**The problem:** Pick out the lines in the listing below that contain the word "Andrukov" and copy them.

**Raw records:**
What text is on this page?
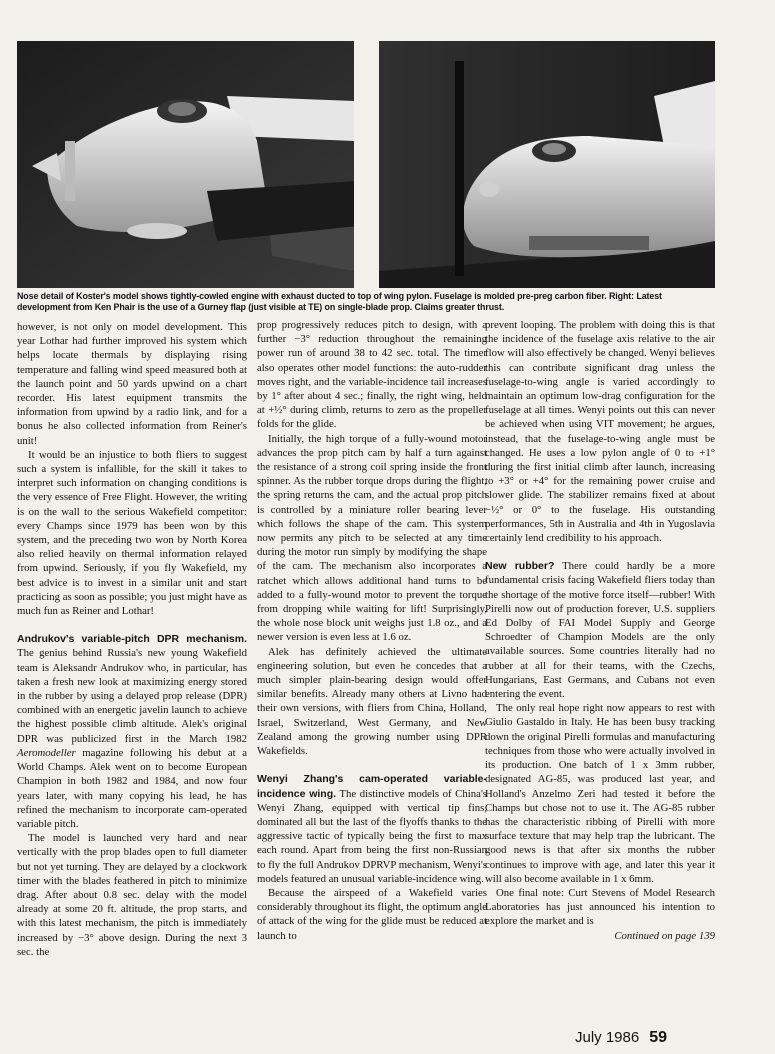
Nose detail of Koster's model shows tightly-cowled engine with exhaust ducted to top of wing pylon. Fuselage is molded pre-preg carbon fiber. Right: Latest development from Ken Phair is the use of a Gurney flap (just visible at TE) on single-blade prop. Claims greater thrust.

however, is not only on model development. This year Lothar had further improved his system which helps locate thermals by displaying rising temperature and falling wind speed measured both at the launch point and 50 yards upwind on a chart recorder. His latest equipment transmits the information from upwind by a radio link, and for a bonus he also collected information from Reiner's unit!

It would be an injustice to both fliers to suggest such a system is infallible, for the skill it takes to interpret such information on changing conditions is the very essence of Free Flight. However, the writing is on the wall to the serious Wakefield competitor: every Champs since 1979 has been won by this system, and the preceding two won by North Korea also relied heavily on thermal information relayed from upwind. Seriously, if you fly Wakefield, my best advice is to invest in a similar unit and start practicing as soon as possible; you just might have as much fun as Reiner and Lothar!

Andrukov's variable-pitch DPR mechanism. The genius behind Russia's new young Wakefield team is Aleksandr Andrukov who, in particular, has taken a fresh new look at maximizing energy stored in the rubber by using a delayed prop release (DPR) combined with an energetic javelin launch to achieve the highest possible climb altitude. Alek's original DPR was publicized first in the March 1982 Aeromodeller magazine following his debut at a World Champs. Alek went on to become European Champion in both 1982 and 1984, and now four years later, with many copying his lead, he has refined the mechanism to incorporate cam-operated variable pitch.

The model is launched very hard and near vertically with the prop blades open to full diameter but not yet turning. They are delayed by a clockwork timer with the blades feathered in pitch to minimize drag. After about 0.8 sec. delay with the model already at some 20 ft. altitude, the prop starts, and with this latest mechanism, the pitch is immediately increased by −3° above design. During the next 3 sec. the

prop progressively reduces pitch to design, with a further −3° reduction throughout the remaining power run of around 38 to 42 sec. total. The timer also operates other model functions: the auto-rudder moves right, and the variable-incidence tail increases by 1° after about 4 sec.; finally, the right wing, held at +½° during climb, returns to zero as the propeller folds for the glide.

Initially, the high torque of a fully-wound motor advances the prop pitch cam by half a turn against the resistance of a strong coil spring inside the front spinner. As the rubber torque drops during the flight, the spring returns the cam, and the actual prop pitch is controlled by a miniature roller bearing lever which follows the shape of the cam. This system now permits any pitch to be selected at any time during the motor run simply by modifying the shape of the cam. The mechanism also incorporates a ratchet which allows additional hand turns to be added to a fully-wound motor to prevent the torque from dropping while waiting for lift! Surprisingly, the whole nose block unit weighs just 1.8 oz., and a newer version is even less at 1.6 oz.

Alek has definitely achieved the ultimate engineering solution, but even he concedes that a much simpler plain-bearing design would offer similar benefits. Already many others at Livno had their own versions, with fliers from China, Holland, Israel, Switzerland, West Germany, and New Zealand among the growing number using DPR Wakefields.

Wenyi Zhang's cam-operated variable-incidence wing. The distinctive models of China's Wenyi Zhang, equipped with vertical tip fins, dominated all but the last of the flyoffs thanks to the aggressive tactic of typically being the first to max each round. Apart from being the first non-Russian to fly the full Andrukov DPRVP mechanism, Wenyi's models featured an unusual variable-incidence wing.

Because the airspeed of a Wakefield varies considerably throughout its flight, the optimum angle of attack of the wing for the glide must be reduced at launch to

prevent looping. The problem with doing this is that the incidence of the fuselage axis relative to the air flow will also effectively be changed. Wenyi believes this can contribute significant drag unless the fuselage-to-wing angle is varied accordingly to maintain an optimum low-drag configuration for the fuselage at all times. Wenyi points out this can never be achieved when using VIT movement; he argues, instead, that the fuselage-to-wing angle must be changed. He uses a low pylon angle of 0 to +1° during the first initial climb after launch, increasing to +3° or +4° for the remaining power cruise and slower glide. The stabilizer remains fixed at about −½° or 0° to the fuselage. His outstanding performances, 5th in Australia and 4th in Yugoslavia certainly lend credibility to his approach.

New rubber? There could hardly be a more fundamental crisis facing Wakefield fliers today than the shortage of the motive force itself—rubber! With Pirelli now out of production forever, U.S. suppliers Ed Dolby of FAI Model Supply and George Schroedter of Champion Models are the only available sources. Some countries literally had no rubber at all for their teams, with the Czechs, Hungarians, East Germans, and Cubans not even entering the event.

The only real hope right now appears to rest with Giulio Gastaldo in Italy. He has been busy tracking down the original Pirelli formulas and manufacturing techniques from those who were actually involved in its production. One batch of 1 x 3mm rubber, designated AG-85, was produced last year, and Holland's Anzelmo Zeri had tested it before the Champs but chose not to use it. The AG-85 rubber has the characteristic ribbing of Pirelli with more surface texture that may help trap the lubricant. The good news is that after six months the rubber continues to improve with age, and later this year it will also become available in 1 x 6mm.

One final note: Curt Stevens of Model Research Laboratories has just announced his intention to explore the market and is

Continued on page 139
July 1986 59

**The answer:**
Andrukov's variable-pitch DPR mechanism. The genius behind Russia's new young Wakefield team is Aleksandr Andrukov who, in particular, has taken a fresh new look at maximizing energy stored in the rubber by using a delayed prop release (DPR) combined with an energetic javelin launch to achieve the highest possible climb altitude. Alek's original DPR was publicized first in the March 1982 Aeromodeller magazine following his debut at a World Champs. Alek went on to become European Champion in both 1982 and 1984, and now four years later, with many copying his lead, he has refined the mechanism to incorporate cam-operated variable pitch.
Wenyi Zhang's cam-operated variable-incidence wing. The distinctive models of China's Wenyi Zhang, equipped with vertical tip fins, dominated all but the last of the flyoffs thanks to the aggressive tactic of typically being the first to max each round. Apart from being the first non-Russian to fly the full Andrukov DPRVP mechanism, Wenyi's models featured an unusual variable-incidence wing.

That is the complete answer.